Stated problem => Gather up the lines with the word "jsem" in them.

• • • • •

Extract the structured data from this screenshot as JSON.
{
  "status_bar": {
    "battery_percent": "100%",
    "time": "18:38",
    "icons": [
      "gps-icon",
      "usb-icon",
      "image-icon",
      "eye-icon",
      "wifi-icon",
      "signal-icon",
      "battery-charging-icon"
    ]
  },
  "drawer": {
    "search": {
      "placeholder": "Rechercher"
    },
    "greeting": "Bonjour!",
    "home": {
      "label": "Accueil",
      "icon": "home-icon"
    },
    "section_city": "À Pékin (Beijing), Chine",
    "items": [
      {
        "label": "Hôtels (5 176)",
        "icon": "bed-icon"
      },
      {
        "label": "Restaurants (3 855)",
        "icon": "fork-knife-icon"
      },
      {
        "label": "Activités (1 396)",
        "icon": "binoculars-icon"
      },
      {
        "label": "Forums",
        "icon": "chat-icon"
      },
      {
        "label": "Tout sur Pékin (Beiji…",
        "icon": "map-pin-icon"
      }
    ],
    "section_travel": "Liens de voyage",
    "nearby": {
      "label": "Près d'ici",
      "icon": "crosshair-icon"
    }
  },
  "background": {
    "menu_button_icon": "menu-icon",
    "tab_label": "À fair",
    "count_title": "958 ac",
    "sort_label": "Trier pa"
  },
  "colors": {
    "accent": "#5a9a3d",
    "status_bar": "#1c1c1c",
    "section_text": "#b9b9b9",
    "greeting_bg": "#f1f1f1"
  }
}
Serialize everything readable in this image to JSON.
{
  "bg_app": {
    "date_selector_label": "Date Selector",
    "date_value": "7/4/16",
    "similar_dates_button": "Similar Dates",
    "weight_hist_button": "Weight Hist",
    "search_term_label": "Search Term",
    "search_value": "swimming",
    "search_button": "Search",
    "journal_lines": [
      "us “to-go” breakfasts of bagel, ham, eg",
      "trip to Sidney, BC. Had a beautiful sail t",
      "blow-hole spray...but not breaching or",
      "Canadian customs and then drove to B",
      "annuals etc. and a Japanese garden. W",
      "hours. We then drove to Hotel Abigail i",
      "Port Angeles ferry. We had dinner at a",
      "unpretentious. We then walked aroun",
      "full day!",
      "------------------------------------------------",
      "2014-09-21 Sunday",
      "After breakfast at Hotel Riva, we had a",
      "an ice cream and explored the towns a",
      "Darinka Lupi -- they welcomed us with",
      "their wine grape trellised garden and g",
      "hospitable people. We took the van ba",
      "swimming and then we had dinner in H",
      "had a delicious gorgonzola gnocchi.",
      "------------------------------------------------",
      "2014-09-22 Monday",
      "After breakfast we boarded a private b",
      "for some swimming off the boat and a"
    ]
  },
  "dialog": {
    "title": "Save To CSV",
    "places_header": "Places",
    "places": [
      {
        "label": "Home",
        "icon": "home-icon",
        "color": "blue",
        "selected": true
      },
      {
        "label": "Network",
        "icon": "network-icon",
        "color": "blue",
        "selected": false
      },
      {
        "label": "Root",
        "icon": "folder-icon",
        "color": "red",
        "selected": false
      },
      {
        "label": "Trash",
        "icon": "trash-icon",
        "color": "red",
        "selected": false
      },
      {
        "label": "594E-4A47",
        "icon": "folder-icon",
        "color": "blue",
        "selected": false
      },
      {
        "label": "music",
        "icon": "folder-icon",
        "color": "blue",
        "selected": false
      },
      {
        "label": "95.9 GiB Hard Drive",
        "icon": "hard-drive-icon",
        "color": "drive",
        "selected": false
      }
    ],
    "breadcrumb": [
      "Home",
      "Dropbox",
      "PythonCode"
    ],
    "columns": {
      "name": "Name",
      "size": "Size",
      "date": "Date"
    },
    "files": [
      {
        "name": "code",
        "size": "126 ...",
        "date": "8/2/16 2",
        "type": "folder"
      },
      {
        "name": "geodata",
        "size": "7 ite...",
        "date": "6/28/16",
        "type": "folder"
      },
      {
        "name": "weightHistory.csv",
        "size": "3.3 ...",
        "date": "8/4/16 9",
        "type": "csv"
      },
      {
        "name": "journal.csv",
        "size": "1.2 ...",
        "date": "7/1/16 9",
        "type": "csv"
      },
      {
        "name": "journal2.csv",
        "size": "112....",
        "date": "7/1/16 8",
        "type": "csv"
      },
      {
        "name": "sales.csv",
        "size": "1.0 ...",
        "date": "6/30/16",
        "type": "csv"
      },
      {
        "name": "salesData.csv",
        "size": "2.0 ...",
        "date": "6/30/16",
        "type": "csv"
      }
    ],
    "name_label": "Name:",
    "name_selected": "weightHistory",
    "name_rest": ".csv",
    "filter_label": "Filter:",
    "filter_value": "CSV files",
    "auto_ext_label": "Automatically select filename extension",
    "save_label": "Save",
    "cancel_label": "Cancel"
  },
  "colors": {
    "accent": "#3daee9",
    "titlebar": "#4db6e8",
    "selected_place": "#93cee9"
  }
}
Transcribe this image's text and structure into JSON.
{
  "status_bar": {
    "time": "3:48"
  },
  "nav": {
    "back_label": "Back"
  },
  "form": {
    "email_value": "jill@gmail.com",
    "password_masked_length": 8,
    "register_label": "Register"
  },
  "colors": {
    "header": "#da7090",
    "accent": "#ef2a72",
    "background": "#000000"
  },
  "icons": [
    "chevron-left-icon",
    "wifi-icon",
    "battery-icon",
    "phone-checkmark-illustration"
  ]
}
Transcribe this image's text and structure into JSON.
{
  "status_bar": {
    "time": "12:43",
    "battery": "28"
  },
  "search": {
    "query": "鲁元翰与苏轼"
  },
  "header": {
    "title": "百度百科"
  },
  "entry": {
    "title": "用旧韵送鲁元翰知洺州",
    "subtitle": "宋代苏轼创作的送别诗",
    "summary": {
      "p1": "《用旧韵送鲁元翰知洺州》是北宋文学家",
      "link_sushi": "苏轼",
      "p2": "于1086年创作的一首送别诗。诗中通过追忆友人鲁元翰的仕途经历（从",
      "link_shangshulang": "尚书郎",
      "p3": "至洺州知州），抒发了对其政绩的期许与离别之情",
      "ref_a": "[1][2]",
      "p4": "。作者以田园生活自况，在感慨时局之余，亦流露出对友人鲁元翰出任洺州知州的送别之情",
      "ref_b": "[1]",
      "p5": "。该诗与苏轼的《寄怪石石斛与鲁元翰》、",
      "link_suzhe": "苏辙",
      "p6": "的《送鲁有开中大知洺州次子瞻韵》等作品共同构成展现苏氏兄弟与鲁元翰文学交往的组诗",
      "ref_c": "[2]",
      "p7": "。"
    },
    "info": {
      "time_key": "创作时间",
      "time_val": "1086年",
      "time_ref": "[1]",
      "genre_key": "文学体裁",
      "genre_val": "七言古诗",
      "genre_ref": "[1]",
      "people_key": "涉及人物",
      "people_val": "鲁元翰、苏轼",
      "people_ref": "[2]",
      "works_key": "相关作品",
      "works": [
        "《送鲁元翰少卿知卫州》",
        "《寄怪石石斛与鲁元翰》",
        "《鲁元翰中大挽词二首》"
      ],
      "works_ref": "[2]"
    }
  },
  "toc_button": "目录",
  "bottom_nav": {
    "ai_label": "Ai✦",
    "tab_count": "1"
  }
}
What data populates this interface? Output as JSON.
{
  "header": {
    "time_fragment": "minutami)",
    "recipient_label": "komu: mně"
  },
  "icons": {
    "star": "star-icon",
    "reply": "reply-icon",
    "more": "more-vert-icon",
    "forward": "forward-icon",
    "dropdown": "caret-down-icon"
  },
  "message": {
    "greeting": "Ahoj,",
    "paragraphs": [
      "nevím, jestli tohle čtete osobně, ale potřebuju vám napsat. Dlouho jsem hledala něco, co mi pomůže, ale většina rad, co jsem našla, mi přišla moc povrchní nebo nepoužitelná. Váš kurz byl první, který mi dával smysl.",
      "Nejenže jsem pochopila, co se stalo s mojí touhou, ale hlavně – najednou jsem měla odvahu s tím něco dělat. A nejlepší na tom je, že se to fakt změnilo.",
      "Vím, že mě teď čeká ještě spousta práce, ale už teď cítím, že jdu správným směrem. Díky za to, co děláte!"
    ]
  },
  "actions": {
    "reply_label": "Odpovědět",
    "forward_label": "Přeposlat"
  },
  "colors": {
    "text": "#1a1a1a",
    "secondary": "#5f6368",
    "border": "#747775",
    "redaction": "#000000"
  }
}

• • • • •

Task output =>
      "nevím, jestli tohle čtete osobně, ale potřebuju vám napsat. Dlouho jsem hledala něco, co mi pomůže, ale většina rad, co jsem našla, mi přišla moc povrchní nebo nepoužitelná. Váš kurz byl první, který mi dával smysl.",
      "Nejenže jsem pochopila, co se stalo s mojí touhou, ale hlavně – najednou jsem měla odvahu s tím něco dělat. A nejlepší na tom je, že se to fakt změnilo.",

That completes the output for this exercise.